_OBJECTIVE_
Output every line of text in the records below as a numbered list, leaving out blank lines and leaving out the pictures.

_RECORDS TO USE_
■ ■ ■ ■ ■
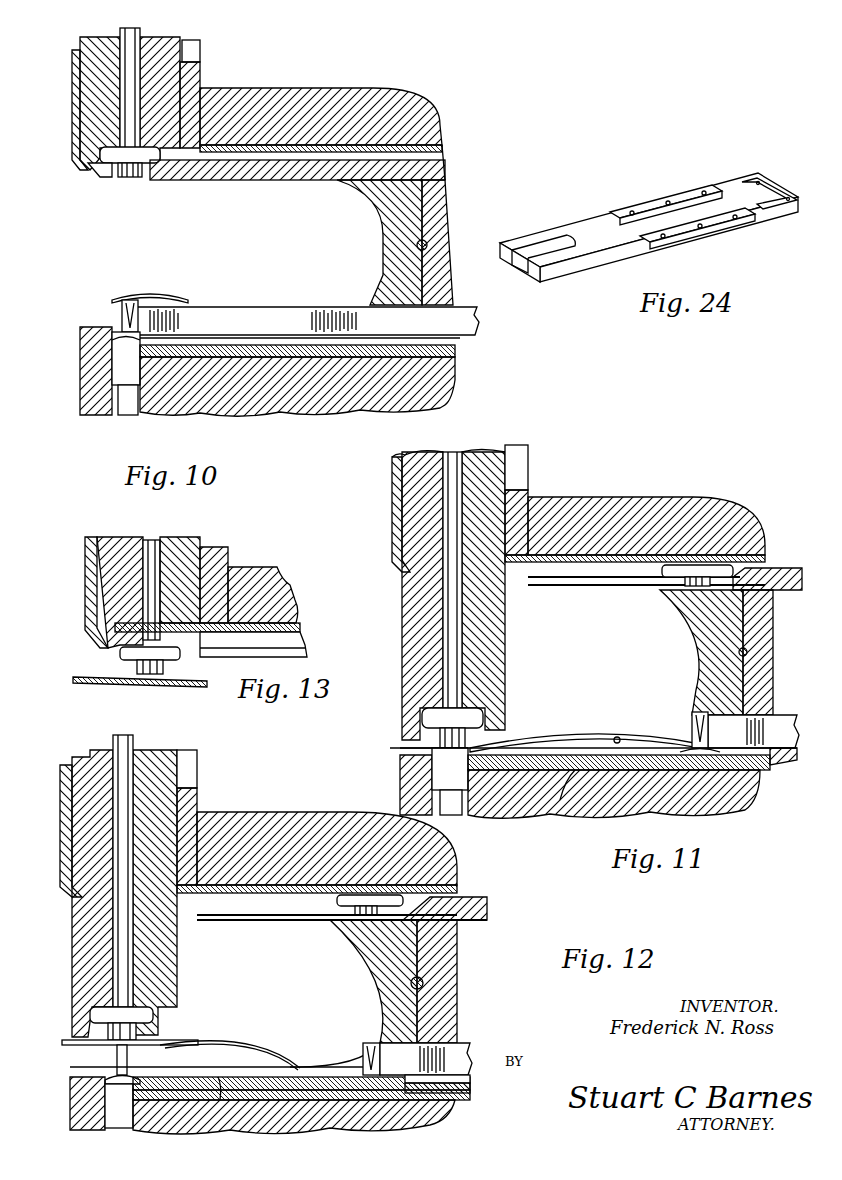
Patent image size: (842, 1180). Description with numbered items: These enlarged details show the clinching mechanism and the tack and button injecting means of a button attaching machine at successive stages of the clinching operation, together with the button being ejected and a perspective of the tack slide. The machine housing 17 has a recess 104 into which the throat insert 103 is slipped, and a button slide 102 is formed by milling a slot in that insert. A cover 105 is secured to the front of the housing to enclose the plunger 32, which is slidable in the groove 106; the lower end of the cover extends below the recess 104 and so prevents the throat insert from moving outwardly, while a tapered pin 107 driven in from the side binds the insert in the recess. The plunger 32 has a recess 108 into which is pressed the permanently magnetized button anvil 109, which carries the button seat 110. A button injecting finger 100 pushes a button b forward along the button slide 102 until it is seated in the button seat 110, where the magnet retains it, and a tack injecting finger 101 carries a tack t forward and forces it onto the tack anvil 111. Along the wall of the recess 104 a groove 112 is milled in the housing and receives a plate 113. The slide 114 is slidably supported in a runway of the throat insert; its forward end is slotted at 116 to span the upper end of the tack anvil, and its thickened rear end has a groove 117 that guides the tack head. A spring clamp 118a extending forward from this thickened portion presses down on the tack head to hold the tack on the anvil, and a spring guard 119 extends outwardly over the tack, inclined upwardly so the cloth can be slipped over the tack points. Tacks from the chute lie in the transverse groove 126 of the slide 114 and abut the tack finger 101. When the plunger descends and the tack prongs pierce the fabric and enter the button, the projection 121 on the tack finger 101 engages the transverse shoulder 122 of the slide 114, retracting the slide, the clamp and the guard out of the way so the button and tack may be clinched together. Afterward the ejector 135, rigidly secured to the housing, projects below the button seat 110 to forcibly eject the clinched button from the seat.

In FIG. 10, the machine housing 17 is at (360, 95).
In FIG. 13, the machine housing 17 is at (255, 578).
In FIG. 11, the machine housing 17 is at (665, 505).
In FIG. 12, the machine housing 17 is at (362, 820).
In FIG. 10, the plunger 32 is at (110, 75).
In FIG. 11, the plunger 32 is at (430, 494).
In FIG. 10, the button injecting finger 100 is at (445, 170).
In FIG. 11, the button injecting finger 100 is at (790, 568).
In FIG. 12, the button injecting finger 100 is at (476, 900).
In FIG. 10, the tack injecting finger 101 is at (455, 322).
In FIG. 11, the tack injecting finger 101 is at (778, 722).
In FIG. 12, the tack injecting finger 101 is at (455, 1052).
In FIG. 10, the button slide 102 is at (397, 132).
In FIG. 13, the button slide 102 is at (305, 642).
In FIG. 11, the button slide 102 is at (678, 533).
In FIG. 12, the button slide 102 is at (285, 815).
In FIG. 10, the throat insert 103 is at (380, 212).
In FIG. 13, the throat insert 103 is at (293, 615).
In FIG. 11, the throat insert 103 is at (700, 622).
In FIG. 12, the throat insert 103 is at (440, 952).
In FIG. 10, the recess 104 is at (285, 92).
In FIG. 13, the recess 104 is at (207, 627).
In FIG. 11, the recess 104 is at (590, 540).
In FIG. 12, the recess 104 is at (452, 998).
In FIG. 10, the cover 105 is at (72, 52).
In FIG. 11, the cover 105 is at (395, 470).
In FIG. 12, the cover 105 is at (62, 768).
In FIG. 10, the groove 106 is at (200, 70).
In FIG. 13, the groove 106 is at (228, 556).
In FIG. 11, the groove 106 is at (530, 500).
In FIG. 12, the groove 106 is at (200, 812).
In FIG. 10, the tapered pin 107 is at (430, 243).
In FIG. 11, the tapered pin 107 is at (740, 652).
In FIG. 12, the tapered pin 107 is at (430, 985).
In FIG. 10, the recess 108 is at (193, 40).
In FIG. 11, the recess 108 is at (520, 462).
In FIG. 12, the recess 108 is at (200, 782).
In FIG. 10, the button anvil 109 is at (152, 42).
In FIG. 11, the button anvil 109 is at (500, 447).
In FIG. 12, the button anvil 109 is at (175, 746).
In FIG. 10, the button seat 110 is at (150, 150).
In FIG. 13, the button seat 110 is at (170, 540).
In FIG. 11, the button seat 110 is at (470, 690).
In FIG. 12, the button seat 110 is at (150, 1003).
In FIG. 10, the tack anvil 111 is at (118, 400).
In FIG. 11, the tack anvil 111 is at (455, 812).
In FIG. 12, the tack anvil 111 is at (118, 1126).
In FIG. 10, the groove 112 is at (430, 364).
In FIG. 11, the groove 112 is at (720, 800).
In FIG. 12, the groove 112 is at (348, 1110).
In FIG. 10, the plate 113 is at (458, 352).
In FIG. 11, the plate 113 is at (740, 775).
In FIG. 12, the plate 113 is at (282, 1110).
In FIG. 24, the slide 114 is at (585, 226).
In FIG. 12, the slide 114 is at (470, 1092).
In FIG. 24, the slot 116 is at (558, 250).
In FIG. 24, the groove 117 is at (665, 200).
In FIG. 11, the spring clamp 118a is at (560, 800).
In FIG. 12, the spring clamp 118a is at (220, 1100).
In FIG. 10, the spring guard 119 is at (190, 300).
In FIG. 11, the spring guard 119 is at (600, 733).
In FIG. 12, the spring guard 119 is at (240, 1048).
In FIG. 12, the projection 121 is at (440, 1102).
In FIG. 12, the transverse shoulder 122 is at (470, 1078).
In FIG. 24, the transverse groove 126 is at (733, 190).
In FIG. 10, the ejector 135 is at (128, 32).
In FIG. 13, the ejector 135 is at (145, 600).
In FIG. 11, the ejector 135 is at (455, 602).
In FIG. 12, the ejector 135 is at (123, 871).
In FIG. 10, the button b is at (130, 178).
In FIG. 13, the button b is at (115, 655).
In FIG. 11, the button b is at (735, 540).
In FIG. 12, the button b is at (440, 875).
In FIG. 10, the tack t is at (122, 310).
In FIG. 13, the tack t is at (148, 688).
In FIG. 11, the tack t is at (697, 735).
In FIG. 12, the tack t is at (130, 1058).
■ ■ ■ ■ ■
_RESULT_
1. Patent image size: (842, 1180). Description with numbered items: These enlarged details show the clinching mechanism and the tack and button injecting means of a button attaching machine at successive stages of the clinching operation, together with the button being ejected and a perspective of the tack slide. The machine housing 17 has a recess 104 into which the throat insert 103 is slipped, and a button slide 102 is formed by milling a slot in that insert. A cover 105 is secured to the front of the housing to enclose the plunger 32, which is slidable in the groove 106; the lower end of the cover extends below the recess 104 and so prevents the throat insert from moving outwardly, while a tapered pin 107 driven in from the side binds the insert in the recess. The plunger 32 has a recess 108 into which is pressed the permanently magnetized button anvil 109, which carries the button seat 110. A button injecting finger 100 pushes a button b forward along the button slide 102 until it is seated in the button seat 110, where the magnet retains it, and a tack injecting finger 101 carries a tack t forward and forces it onto the tack anvil 111. Along the wall of the recess 104 a groove 112 is milled in the housing and receives a plate 113. The slide 114 is slidably supported in a runway of the throat insert; its forward end is slotted at 116 to span the upper end of the tack anvil, and its thickened rear end has a groove 117 that guides the tack head. A spring clamp 118a extending forward from this thickened portion presses down on the tack head to hold the tack on the anvil, and a spring guard 119 extends outwardly over the tack, inclined upwardly so the cloth can be slipped over the tack points. Tacks from the chute lie in the transverse groove 126 of the slide 114 and abut the tack finger 101. When the plunger descends and the tack prongs pierce the fabric and enter the button, the projection 121 on the tack finger 101 engages the transverse shoulder 122 of the slide 114, retracting the slide, the clamp and the guard out of the way so the button and tack may be clinched together. Afterward the ejector 135, rigidly secured to the housing, projects below the button seat 110 to forcibly eject the clinched button from the seat.
2. In FIG. 10, the machine housing 17 is at (360, 95).
3. In FIG. 13, the machine housing 17 is at (255, 578).
4. In FIG. 11, the machine housing 17 is at (665, 505).
5. In FIG. 12, the machine housing 17 is at (362, 820).
6. In FIG. 10, the plunger 32 is at (110, 75).
7. In FIG. 11, the plunger 32 is at (430, 494).
8. In FIG. 10, the button injecting finger 100 is at (445, 170).
9. In FIG. 11, the button injecting finger 100 is at (790, 568).
10. In FIG. 12, the button injecting finger 100 is at (476, 900).
11. In FIG. 10, the tack injecting finger 101 is at (455, 322).
12. In FIG. 11, the tack injecting finger 101 is at (778, 722).
13. In FIG. 12, the tack injecting finger 101 is at (455, 1052).
14. In FIG. 10, the button slide 102 is at (397, 132).
15. In FIG. 13, the button slide 102 is at (305, 642).
16. In FIG. 11, the button slide 102 is at (678, 533).
17. In FIG. 12, the button slide 102 is at (285, 815).
18. In FIG. 10, the throat insert 103 is at (380, 212).
19. In FIG. 13, the throat insert 103 is at (293, 615).
20. In FIG. 11, the throat insert 103 is at (700, 622).
21. In FIG. 12, the throat insert 103 is at (440, 952).
22. In FIG. 10, the recess 104 is at (285, 92).
23. In FIG. 13, the recess 104 is at (207, 627).
24. In FIG. 11, the recess 104 is at (590, 540).
25. In FIG. 12, the recess 104 is at (452, 998).
26. In FIG. 10, the cover 105 is at (72, 52).
27. In FIG. 11, the cover 105 is at (395, 470).
28. In FIG. 12, the cover 105 is at (62, 768).
29. In FIG. 10, the groove 106 is at (200, 70).
30. In FIG. 13, the groove 106 is at (228, 556).
31. In FIG. 11, the groove 106 is at (530, 500).
32. In FIG. 12, the groove 106 is at (200, 812).
33. In FIG. 10, the tapered pin 107 is at (430, 243).
34. In FIG. 11, the tapered pin 107 is at (740, 652).
35. In FIG. 12, the tapered pin 107 is at (430, 985).
36. In FIG. 10, the recess 108 is at (193, 40).
37. In FIG. 11, the recess 108 is at (520, 462).
38. In FIG. 12, the recess 108 is at (200, 782).
39. In FIG. 10, the button anvil 109 is at (152, 42).
40. In FIG. 11, the button anvil 109 is at (500, 447).
41. In FIG. 12, the button anvil 109 is at (175, 746).
42. In FIG. 10, the button seat 110 is at (150, 150).
43. In FIG. 13, the button seat 110 is at (170, 540).
44. In FIG. 11, the button seat 110 is at (470, 690).
45. In FIG. 12, the button seat 110 is at (150, 1003).
46. In FIG. 10, the tack anvil 111 is at (118, 400).
47. In FIG. 11, the tack anvil 111 is at (455, 812).
48. In FIG. 12, the tack anvil 111 is at (118, 1126).
49. In FIG. 10, the groove 112 is at (430, 364).
50. In FIG. 11, the groove 112 is at (720, 800).
51. In FIG. 12, the groove 112 is at (348, 1110).
52. In FIG. 10, the plate 113 is at (458, 352).
53. In FIG. 11, the plate 113 is at (740, 775).
54. In FIG. 12, the plate 113 is at (282, 1110).
55. In FIG. 24, the slide 114 is at (585, 226).
56. In FIG. 12, the slide 114 is at (470, 1092).
57. In FIG. 24, the slot 116 is at (558, 250).
58. In FIG. 24, the groove 117 is at (665, 200).
59. In FIG. 11, the spring clamp 118a is at (560, 800).
60. In FIG. 12, the spring clamp 118a is at (220, 1100).
61. In FIG. 10, the spring guard 119 is at (190, 300).
62. In FIG. 11, the spring guard 119 is at (600, 733).
63. In FIG. 12, the spring guard 119 is at (240, 1048).
64. In FIG. 12, the projection 121 is at (440, 1102).
65. In FIG. 12, the transverse shoulder 122 is at (470, 1078).
66. In FIG. 24, the transverse groove 126 is at (733, 190).
67. In FIG. 10, the ejector 135 is at (128, 32).
68. In FIG. 13, the ejector 135 is at (145, 600).
69. In FIG. 11, the ejector 135 is at (455, 602).
70. In FIG. 12, the ejector 135 is at (123, 871).
71. In FIG. 10, the button b is at (130, 178).
72. In FIG. 13, the button b is at (115, 655).
73. In FIG. 11, the button b is at (735, 540).
74. In FIG. 12, the button b is at (440, 875).
75. In FIG. 10, the tack t is at (122, 310).
76. In FIG. 13, the tack t is at (148, 688).
77. In FIG. 11, the tack t is at (697, 735).
78. In FIG. 12, the tack t is at (130, 1058).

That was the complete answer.